■ Collected data entries ■
[start]

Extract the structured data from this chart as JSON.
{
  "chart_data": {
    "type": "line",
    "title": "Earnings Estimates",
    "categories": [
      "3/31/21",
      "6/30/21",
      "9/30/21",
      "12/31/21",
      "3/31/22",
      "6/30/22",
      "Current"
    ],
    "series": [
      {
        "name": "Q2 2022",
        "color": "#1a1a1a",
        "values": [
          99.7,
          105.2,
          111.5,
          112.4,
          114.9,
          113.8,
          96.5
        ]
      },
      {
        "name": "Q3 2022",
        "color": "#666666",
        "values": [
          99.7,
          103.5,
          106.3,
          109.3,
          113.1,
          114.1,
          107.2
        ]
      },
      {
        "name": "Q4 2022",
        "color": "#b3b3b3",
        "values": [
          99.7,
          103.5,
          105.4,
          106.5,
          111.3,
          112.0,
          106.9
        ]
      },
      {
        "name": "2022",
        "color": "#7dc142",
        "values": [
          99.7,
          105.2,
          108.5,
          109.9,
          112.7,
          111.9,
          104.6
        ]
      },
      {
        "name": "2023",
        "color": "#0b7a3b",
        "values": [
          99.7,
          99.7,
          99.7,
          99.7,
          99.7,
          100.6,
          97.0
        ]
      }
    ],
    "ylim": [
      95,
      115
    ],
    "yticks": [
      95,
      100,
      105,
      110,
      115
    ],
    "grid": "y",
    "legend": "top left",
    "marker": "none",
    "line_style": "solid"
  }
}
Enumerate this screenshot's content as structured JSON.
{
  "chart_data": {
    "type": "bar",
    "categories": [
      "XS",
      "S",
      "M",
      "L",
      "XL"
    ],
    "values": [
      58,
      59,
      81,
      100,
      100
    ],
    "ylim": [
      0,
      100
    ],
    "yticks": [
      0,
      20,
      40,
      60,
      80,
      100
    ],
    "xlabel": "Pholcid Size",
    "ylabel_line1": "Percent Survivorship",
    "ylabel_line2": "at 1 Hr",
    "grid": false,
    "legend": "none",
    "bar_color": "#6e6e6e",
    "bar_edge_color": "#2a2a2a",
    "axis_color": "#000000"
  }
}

[end]

■ TASK BRIEF ■
Find the line containing "Enumerate this screenshot's", then output it and every line after it to the end of the data, exactly.

■ THE REPLY ■
Enumerate this screenshot's content as structured JSON.
{
  "chart_data": {
    "type": "bar",
    "categories": [
      "XS",
      "S",
      "M",
      "L",
      "XL"
    ],
    "values": [
      58,
      59,
      81,
      100,
      100
    ],
    "ylim": [
      0,
      100
    ],
    "yticks": [
      0,
      20,
      40,
      60,
      80,
      100
    ],
    "xlabel": "Pholcid Size",
    "ylabel_line1": "Percent Survivorship",
    "ylabel_line2": "at 1 Hr",
    "grid": false,
    "legend": "none",
    "bar_color": "#6e6e6e",
    "bar_edge_color": "#2a2a2a",
    "axis_color": "#000000"
  }
}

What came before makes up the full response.